* [YOUR INSTRUCTIONS]: Return the records word for word. Any pictures in them are not part of the copy.

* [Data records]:
────────────────────

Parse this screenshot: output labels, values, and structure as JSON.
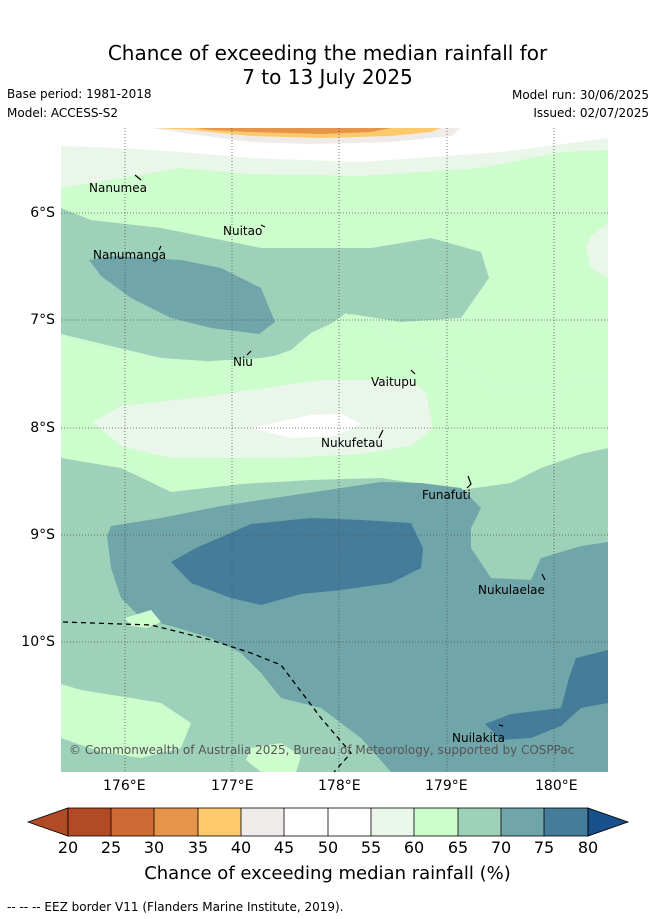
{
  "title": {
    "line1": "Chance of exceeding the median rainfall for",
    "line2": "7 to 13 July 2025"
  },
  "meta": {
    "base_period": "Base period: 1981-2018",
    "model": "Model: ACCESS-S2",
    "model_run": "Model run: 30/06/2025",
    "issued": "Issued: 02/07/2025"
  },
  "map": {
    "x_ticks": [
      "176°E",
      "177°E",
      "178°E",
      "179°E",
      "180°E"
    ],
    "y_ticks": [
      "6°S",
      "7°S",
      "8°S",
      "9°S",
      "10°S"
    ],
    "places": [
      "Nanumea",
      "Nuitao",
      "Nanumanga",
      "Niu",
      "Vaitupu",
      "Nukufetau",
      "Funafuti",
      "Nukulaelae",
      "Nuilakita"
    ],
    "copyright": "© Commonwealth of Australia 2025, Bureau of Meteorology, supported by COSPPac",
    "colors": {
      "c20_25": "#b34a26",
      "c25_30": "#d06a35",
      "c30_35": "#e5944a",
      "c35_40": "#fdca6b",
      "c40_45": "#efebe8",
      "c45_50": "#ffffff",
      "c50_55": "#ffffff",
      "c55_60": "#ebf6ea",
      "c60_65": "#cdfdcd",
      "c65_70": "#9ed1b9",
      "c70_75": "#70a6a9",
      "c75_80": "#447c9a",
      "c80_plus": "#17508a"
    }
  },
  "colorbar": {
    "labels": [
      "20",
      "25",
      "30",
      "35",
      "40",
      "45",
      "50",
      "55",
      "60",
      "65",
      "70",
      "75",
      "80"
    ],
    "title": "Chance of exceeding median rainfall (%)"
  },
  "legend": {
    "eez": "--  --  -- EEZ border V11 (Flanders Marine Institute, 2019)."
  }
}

────────────────────

* [THE SOLUTION]:
Parse this screenshot: output labels, values, and structure as JSON.
{
  "title": {
    "line1": "Chance of exceeding the median rainfall for",
    "line2": "7 to 13 July 2025"
  },
  "meta": {
    "base_period": "Base period: 1981-2018",
    "model": "Model: ACCESS-S2",
    "model_run": "Model run: 30/06/2025",
    "issued": "Issued: 02/07/2025"
  },
  "map": {
    "x_ticks": [
      "176°E",
      "177°E",
      "178°E",
      "179°E",
      "180°E"
    ],
    "y_ticks": [
      "6°S",
      "7°S",
      "8°S",
      "9°S",
      "10°S"
    ],
    "places": [
      "Nanumea",
      "Nuitao",
      "Nanumanga",
      "Niu",
      "Vaitupu",
      "Nukufetau",
      "Funafuti",
      "Nukulaelae",
      "Nuilakita"
    ],
    "copyright": "© Commonwealth of Australia 2025, Bureau of Meteorology, supported by COSPPac",
    "colors": {
      "c20_25": "#b34a26",
      "c25_30": "#d06a35",
      "c30_35": "#e5944a",
      "c35_40": "#fdca6b",
      "c40_45": "#efebe8",
      "c45_50": "#ffffff",
      "c50_55": "#ffffff",
      "c55_60": "#ebf6ea",
      "c60_65": "#cdfdcd",
      "c65_70": "#9ed1b9",
      "c70_75": "#70a6a9",
      "c75_80": "#447c9a",
      "c80_plus": "#17508a"
    }
  },
  "colorbar": {
    "labels": [
      "20",
      "25",
      "30",
      "35",
      "40",
      "45",
      "50",
      "55",
      "60",
      "65",
      "70",
      "75",
      "80"
    ],
    "title": "Chance of exceeding median rainfall (%)"
  },
  "legend": {
    "eez": "--  --  -- EEZ border V11 (Flanders Marine Institute, 2019)."
  }
}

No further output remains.